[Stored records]

===

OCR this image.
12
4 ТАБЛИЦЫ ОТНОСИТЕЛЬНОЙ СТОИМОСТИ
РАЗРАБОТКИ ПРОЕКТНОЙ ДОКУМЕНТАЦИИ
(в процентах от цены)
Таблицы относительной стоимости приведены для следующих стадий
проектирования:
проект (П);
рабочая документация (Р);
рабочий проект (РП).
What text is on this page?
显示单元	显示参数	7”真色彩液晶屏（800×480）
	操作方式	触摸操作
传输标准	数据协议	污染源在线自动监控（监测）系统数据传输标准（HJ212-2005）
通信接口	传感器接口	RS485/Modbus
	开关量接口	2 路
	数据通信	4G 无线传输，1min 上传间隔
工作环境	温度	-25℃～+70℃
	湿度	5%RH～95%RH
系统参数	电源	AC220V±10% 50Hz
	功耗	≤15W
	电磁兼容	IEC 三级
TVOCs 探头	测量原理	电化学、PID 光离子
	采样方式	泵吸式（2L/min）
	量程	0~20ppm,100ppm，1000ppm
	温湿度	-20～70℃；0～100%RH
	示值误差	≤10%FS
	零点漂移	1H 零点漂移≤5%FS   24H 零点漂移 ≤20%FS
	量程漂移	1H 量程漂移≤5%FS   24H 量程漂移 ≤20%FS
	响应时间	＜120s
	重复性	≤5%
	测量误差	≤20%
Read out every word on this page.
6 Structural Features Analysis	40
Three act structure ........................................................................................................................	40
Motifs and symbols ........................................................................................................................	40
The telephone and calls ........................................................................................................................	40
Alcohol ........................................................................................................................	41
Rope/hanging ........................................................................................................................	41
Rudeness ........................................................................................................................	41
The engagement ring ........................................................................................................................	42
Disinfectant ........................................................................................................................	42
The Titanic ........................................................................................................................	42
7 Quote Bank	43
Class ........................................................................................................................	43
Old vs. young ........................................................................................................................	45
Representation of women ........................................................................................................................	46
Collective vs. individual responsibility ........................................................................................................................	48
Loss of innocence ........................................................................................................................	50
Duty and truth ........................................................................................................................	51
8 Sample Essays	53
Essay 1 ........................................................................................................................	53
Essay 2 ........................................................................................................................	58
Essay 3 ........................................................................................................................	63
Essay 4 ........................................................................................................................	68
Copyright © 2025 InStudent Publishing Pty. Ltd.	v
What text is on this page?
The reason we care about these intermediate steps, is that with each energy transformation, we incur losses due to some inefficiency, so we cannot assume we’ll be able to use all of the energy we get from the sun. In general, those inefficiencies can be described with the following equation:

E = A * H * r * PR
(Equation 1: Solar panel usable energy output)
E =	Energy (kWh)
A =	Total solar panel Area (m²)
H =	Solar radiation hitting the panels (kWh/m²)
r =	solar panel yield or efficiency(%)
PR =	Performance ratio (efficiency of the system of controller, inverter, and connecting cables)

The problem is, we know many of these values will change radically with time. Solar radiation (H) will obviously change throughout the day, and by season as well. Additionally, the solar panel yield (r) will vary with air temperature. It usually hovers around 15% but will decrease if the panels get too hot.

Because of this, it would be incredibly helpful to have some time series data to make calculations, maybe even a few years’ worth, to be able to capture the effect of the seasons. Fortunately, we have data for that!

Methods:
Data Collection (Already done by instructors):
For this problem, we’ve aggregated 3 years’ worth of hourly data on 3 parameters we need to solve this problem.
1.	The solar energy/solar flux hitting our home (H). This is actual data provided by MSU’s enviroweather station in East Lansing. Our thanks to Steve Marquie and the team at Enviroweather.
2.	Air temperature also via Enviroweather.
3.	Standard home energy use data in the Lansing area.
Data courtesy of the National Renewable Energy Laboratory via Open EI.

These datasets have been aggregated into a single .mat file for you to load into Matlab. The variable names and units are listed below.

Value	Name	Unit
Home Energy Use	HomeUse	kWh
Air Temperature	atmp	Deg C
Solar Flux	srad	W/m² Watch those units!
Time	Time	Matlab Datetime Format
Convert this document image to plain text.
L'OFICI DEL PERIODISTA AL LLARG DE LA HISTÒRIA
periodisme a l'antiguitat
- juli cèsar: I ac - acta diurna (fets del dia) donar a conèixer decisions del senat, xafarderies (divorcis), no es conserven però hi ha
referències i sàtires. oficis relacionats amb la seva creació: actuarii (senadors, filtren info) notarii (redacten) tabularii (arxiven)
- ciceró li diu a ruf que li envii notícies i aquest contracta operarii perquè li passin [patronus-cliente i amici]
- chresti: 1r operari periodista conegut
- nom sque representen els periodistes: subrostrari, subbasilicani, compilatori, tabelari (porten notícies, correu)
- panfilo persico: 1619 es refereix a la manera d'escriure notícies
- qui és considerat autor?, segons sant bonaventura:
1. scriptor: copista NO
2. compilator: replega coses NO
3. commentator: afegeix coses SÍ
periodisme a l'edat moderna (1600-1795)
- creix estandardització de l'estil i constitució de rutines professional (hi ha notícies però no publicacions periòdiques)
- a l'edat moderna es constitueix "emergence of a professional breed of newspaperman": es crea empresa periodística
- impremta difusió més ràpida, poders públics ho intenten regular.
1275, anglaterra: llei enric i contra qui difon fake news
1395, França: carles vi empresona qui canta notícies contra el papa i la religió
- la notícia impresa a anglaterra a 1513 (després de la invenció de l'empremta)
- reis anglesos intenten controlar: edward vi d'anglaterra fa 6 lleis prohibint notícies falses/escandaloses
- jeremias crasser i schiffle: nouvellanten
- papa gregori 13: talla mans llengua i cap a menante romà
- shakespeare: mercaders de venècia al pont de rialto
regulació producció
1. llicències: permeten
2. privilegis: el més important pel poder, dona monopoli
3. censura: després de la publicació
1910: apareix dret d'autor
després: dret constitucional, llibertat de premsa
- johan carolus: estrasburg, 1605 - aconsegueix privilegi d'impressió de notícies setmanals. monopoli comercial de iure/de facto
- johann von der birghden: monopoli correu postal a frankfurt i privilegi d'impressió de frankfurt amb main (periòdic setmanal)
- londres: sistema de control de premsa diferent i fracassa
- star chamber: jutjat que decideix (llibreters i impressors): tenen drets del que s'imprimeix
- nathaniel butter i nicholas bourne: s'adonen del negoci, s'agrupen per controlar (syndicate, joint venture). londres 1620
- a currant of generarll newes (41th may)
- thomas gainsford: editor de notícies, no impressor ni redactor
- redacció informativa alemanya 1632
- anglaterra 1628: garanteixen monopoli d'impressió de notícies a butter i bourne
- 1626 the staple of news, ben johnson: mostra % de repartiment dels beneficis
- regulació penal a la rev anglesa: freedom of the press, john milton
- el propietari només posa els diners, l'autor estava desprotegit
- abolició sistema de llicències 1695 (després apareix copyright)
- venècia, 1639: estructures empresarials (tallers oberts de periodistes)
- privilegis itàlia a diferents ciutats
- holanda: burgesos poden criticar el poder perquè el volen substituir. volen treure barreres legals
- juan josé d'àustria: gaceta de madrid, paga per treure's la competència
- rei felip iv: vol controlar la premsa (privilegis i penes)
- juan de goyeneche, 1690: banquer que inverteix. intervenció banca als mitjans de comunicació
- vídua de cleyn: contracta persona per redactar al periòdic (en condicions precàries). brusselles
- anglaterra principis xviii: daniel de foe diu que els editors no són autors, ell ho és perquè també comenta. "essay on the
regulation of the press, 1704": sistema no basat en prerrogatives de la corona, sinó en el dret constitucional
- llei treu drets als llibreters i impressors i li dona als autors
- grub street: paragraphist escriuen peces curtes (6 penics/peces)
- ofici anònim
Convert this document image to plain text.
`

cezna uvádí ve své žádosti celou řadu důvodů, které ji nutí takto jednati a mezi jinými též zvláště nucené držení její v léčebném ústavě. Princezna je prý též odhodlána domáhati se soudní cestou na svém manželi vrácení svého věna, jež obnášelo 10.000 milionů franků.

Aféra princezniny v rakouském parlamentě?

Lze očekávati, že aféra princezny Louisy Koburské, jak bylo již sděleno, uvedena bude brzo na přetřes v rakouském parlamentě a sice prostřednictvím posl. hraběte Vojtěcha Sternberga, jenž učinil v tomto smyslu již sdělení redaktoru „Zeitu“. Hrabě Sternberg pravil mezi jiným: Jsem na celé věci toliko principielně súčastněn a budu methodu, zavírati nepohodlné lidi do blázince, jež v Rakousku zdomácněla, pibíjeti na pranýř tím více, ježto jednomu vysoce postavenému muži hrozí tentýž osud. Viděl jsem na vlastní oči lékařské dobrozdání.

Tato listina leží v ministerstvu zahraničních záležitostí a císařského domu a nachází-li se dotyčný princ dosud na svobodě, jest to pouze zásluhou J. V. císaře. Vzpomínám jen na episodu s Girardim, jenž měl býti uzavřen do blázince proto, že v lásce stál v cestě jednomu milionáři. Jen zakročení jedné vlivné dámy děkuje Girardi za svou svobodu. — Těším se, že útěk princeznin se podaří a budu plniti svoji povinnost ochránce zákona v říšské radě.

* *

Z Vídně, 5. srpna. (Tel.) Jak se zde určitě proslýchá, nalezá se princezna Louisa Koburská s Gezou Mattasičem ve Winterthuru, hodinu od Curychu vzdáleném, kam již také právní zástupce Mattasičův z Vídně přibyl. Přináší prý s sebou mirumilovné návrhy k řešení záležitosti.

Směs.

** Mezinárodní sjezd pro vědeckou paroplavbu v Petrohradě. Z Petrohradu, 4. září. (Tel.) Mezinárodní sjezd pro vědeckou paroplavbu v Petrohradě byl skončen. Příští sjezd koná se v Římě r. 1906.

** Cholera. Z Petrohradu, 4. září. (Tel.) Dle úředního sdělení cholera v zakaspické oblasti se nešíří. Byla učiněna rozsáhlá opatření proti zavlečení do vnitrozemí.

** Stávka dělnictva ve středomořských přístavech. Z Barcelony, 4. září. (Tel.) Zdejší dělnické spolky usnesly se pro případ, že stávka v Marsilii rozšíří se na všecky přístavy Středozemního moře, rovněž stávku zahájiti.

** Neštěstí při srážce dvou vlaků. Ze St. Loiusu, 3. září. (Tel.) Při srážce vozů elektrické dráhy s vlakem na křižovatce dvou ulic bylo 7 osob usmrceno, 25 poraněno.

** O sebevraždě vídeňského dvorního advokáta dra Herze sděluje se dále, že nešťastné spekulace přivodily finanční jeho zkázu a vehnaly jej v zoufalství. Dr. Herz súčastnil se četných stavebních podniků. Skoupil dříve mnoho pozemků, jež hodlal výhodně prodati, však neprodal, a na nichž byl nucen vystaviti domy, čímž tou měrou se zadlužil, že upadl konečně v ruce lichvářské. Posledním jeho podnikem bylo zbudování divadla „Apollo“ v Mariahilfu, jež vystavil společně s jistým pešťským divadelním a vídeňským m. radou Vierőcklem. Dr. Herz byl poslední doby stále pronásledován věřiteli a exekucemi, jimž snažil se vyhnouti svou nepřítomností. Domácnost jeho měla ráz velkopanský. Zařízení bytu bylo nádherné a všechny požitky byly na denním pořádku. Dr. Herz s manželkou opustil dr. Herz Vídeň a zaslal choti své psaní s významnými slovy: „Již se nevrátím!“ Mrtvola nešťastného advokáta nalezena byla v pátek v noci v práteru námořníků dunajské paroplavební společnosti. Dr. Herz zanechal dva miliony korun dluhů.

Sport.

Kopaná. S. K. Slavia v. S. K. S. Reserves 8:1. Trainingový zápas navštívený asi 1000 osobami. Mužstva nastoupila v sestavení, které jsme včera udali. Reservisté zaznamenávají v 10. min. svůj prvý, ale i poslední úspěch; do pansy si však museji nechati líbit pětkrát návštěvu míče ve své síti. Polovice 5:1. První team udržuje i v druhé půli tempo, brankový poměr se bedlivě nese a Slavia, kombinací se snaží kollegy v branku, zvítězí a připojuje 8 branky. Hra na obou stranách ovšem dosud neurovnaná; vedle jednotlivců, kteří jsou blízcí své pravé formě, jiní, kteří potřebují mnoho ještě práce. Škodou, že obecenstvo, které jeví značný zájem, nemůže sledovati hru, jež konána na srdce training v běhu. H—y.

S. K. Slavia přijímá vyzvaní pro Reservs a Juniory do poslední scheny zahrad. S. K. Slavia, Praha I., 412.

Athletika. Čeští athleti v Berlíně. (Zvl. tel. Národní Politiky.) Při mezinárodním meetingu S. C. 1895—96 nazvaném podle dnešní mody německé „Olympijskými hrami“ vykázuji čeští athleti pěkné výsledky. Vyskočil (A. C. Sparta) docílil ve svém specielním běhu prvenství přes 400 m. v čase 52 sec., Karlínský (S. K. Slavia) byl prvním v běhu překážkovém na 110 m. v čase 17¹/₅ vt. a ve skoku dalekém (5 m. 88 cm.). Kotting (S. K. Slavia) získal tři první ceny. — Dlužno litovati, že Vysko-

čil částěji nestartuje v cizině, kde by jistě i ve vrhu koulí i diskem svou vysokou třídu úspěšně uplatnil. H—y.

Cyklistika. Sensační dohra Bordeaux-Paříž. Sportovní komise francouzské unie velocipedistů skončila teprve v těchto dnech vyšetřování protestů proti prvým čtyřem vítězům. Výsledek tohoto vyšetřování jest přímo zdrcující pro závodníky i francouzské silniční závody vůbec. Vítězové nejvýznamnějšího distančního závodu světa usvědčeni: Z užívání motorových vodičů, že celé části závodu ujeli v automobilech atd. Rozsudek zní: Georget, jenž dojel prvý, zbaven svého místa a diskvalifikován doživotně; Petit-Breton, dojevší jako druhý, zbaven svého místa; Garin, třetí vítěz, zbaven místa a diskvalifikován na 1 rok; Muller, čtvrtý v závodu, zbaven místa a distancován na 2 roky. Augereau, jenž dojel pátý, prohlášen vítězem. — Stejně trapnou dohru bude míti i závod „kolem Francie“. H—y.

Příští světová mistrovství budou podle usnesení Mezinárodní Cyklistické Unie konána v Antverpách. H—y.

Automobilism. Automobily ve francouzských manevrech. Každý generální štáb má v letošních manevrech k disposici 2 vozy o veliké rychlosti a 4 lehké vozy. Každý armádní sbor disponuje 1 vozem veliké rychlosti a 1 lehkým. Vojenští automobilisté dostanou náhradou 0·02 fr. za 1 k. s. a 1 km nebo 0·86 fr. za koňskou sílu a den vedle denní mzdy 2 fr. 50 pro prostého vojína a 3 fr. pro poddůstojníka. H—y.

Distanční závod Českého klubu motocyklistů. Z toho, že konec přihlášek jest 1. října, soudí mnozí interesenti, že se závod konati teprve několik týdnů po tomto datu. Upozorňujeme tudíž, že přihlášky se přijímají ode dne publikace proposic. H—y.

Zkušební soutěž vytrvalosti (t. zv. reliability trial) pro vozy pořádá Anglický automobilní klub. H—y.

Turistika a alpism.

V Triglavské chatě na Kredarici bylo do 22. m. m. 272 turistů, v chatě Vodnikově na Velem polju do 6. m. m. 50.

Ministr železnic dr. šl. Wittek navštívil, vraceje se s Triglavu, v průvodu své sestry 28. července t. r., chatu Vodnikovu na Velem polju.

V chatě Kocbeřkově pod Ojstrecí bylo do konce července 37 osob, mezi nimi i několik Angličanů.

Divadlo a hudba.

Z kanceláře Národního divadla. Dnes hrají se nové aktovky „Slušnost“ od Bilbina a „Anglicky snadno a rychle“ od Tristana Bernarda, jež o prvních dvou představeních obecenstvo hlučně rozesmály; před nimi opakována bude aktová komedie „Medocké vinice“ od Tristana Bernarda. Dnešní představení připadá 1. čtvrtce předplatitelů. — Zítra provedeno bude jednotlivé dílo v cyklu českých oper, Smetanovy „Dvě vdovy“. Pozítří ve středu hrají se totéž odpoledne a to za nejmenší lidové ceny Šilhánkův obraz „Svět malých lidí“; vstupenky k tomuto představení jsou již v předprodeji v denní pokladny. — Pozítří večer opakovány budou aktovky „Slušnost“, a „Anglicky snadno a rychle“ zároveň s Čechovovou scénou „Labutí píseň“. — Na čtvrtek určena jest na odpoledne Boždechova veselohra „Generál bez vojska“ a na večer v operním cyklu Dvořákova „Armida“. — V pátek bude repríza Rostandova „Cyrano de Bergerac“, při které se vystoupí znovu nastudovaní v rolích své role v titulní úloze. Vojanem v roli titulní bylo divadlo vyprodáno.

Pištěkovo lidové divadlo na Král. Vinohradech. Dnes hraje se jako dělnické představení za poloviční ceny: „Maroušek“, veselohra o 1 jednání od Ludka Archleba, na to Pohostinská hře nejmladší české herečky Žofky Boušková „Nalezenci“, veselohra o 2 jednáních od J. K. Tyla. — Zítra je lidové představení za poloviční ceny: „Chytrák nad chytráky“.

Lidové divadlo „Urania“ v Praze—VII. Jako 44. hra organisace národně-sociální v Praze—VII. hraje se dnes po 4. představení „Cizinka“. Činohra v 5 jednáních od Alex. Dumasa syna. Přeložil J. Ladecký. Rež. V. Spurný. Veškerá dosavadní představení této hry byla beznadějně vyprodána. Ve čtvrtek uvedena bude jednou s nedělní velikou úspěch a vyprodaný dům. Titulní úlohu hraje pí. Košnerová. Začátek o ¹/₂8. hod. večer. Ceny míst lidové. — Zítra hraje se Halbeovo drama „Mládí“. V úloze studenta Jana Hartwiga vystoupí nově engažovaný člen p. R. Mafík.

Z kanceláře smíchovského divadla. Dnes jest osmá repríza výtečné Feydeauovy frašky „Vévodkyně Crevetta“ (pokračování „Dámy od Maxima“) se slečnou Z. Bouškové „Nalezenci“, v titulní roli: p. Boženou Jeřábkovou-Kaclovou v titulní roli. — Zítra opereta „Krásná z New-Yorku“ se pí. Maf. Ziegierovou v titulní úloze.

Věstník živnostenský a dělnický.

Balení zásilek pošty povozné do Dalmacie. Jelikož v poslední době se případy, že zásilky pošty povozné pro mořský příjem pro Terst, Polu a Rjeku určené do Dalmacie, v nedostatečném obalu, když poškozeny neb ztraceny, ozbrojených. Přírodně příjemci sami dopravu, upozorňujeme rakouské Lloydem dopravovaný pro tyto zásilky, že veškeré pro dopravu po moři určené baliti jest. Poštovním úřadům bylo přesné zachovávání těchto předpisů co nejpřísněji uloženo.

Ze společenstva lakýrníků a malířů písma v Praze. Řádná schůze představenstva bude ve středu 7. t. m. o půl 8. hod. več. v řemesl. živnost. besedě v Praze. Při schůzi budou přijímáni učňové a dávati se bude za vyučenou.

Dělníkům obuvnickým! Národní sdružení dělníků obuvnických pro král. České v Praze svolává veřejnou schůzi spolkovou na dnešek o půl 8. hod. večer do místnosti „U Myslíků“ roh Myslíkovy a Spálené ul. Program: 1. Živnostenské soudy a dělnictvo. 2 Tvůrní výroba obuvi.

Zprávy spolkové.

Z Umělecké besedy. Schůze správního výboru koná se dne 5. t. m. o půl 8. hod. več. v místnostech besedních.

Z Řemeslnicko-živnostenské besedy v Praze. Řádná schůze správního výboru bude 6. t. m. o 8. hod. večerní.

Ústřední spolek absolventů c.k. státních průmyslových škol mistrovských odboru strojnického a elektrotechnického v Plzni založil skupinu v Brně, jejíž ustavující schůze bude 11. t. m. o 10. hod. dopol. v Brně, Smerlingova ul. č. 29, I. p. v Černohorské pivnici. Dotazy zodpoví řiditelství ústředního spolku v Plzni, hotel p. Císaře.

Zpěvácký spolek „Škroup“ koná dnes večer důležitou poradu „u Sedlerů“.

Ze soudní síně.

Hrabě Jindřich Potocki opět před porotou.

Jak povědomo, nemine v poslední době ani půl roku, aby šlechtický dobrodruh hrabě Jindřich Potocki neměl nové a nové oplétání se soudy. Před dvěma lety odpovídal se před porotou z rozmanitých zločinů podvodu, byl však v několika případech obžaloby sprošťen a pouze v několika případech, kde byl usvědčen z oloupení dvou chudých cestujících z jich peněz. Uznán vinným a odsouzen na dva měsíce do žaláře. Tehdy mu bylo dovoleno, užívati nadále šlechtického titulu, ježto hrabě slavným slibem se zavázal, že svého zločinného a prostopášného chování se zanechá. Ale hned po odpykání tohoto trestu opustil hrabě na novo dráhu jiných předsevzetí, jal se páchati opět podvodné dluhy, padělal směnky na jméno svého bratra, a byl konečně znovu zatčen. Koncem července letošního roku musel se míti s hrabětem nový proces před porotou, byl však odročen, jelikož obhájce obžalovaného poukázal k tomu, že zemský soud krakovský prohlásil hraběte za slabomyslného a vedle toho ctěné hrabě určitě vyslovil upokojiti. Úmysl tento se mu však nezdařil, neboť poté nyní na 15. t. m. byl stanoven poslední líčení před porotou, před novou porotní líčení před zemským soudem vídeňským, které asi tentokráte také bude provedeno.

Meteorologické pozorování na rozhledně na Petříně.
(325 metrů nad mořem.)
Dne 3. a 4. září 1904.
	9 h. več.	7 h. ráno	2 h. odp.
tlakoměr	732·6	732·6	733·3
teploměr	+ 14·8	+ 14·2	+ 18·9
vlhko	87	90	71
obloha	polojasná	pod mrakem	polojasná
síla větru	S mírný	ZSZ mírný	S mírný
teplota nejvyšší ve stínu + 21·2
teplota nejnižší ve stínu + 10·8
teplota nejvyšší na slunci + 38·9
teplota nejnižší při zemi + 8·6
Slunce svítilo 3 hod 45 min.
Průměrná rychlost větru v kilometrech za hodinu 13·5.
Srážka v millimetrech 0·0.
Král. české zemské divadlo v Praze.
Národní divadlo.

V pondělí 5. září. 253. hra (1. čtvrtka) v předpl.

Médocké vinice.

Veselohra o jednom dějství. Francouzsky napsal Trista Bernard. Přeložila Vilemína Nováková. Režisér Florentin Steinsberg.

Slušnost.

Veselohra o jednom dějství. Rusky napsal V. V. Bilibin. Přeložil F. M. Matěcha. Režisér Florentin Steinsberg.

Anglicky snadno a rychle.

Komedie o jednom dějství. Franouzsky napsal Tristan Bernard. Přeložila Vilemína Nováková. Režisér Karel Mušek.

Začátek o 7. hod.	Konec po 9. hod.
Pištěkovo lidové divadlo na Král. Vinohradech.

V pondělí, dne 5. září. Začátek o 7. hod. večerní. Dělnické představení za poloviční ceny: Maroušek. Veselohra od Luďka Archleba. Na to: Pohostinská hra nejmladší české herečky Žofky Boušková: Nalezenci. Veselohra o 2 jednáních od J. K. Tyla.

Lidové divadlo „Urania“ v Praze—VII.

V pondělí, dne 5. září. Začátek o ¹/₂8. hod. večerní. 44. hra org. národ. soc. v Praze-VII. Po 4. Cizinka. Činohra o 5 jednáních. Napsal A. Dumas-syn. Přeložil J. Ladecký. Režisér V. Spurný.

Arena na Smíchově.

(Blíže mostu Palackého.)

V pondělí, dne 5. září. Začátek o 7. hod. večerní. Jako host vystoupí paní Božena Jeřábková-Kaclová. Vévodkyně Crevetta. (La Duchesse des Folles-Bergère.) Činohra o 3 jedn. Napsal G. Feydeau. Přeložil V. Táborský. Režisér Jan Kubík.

===

What you will do
Pull out every line of the entries that includes the word "soudy".

Output
Dělníkům obuvnickým! Národní sdružení dělníků obuvnických pro král. České v Praze svolává veřejnou schůzi spolkovou na dnešek o půl 8. hod. večer do místnosti „U Myslíků“ roh Myslíkovy a Spálené ul. Program: 1. Živnostenské soudy a dělnictvo. 2 Tvůrní výroba obuvi.
Jak povědomo, nemine v poslední době ani půl roku, aby šlechtický dobrodruh hrabě Jindřich Potocki neměl nové a nové oplétání se soudy. Před dvěma lety odpovídal se před porotou z rozmanitých zločinů podvodu, byl však v několika případech obžaloby sprošťen a pouze v několika případech, kde byl usvědčen z oloupení dvou chudých cestujících z jich peněz. Uznán vinným a odsouzen na dva měsíce do žaláře. Tehdy mu bylo dovoleno, užívati nadále šlechtického titulu, ježto hrabě slavným slibem se zavázal, že svého zločinného a prostopášného chování se zanechá. Ale hned po odpykání tohoto trestu opustil hrabě na novo dráhu jiných předsevzetí, jal se páchati opět podvodné dluhy, padělal směnky na jméno svého bratra, a byl konečně znovu zatčen. Koncem července letošního roku musel se míti s hrabětem nový proces před porotou, byl však odročen, jelikož obhájce obžalovaného poukázal k tomu, že zemský soud krakovský prohlásil hraběte za slabomyslného a vedle toho ctěné hrabě určitě vyslovil upokojiti. Úmysl tento se mu však nezdařil, neboť poté nyní na 15. t. m. byl stanoven poslední líčení před porotou, před novou porotní líčení před zemským soudem vídeňským, které asi tentokráte také bude provedeno.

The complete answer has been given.